REQUEST
Search the data for the word "items" and copy every line that contains it.

☆ ☆ ☆ ☆ ☆

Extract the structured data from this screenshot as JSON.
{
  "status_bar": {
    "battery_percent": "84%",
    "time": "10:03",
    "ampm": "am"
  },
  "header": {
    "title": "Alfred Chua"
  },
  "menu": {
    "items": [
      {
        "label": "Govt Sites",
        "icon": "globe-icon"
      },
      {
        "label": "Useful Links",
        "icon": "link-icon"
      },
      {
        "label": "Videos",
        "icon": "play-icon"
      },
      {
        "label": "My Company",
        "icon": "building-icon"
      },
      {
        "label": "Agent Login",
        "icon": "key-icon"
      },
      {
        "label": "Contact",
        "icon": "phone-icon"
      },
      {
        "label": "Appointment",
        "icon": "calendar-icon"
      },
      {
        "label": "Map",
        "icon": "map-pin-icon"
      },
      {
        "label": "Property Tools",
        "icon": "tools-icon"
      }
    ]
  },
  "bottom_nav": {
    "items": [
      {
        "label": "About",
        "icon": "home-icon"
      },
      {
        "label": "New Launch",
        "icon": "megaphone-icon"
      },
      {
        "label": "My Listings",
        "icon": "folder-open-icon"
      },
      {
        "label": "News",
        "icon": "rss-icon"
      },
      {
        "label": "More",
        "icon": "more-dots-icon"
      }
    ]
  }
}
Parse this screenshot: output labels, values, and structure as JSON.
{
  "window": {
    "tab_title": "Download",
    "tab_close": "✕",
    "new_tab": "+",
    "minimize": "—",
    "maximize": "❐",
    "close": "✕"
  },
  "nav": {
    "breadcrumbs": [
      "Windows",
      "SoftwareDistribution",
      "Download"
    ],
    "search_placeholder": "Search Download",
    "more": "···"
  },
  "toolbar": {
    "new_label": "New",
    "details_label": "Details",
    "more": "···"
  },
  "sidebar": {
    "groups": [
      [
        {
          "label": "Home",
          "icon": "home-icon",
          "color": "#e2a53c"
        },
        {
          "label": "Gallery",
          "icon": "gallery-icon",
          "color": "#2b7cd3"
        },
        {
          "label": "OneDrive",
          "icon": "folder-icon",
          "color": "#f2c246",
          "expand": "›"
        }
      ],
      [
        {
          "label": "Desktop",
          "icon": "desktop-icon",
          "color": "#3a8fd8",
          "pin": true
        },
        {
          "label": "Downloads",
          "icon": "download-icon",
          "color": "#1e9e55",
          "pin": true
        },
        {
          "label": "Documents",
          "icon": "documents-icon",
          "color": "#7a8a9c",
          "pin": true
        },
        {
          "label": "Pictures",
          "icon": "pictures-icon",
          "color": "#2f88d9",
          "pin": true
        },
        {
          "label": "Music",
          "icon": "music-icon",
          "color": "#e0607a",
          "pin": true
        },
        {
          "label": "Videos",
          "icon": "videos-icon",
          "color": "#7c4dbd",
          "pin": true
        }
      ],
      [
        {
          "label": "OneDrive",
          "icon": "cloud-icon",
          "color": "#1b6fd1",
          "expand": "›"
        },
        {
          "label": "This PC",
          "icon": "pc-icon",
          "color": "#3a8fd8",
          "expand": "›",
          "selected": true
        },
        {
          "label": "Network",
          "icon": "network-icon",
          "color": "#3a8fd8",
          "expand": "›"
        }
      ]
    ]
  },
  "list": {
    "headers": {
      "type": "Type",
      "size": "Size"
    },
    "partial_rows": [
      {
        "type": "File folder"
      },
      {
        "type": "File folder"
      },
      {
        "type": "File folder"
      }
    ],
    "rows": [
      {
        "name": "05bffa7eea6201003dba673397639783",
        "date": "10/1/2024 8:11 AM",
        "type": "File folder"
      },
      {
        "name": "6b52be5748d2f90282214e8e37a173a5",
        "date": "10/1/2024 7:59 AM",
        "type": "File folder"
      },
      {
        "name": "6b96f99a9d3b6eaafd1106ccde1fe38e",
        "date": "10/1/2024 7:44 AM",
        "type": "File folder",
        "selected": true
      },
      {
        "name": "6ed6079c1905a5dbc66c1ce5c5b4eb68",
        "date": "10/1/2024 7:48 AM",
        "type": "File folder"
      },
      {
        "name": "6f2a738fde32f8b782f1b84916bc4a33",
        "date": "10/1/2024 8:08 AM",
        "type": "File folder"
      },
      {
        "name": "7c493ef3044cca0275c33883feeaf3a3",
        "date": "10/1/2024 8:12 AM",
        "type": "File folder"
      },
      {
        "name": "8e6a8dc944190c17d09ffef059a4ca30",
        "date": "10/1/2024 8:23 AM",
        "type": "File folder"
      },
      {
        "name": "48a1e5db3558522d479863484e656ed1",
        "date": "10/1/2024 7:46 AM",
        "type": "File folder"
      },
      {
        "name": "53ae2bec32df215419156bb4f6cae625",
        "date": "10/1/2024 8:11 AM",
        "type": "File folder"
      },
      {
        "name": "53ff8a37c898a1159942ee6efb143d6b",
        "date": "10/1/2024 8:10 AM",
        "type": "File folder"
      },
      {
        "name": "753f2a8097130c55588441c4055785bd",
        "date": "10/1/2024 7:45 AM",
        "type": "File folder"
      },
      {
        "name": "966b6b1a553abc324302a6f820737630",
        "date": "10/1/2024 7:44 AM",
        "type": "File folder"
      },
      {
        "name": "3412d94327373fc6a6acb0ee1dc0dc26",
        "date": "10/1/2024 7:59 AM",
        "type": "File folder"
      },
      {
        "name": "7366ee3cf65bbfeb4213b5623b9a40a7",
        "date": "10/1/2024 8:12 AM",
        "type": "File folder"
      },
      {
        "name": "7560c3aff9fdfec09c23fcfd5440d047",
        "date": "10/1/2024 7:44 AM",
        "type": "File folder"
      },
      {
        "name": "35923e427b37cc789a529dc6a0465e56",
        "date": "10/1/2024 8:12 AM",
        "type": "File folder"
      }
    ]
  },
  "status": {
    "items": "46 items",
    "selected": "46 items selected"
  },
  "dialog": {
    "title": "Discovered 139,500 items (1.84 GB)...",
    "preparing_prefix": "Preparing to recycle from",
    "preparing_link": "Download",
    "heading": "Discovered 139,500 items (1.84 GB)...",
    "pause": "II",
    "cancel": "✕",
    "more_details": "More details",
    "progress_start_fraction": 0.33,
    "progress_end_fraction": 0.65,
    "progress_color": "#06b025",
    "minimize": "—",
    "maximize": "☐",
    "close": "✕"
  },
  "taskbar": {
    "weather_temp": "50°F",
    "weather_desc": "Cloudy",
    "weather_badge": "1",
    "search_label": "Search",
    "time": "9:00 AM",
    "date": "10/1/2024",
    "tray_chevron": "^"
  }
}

☆ ☆ ☆ ☆ ☆

EXPECTED ANSWER
    "items": [
    "items": [
    "items": "46 items",
    "selected": "46 items selected"
    "title": "Discovered 139,500 items (1.84 GB)...",
    "heading": "Discovered 139,500 items (1.84 GB)...",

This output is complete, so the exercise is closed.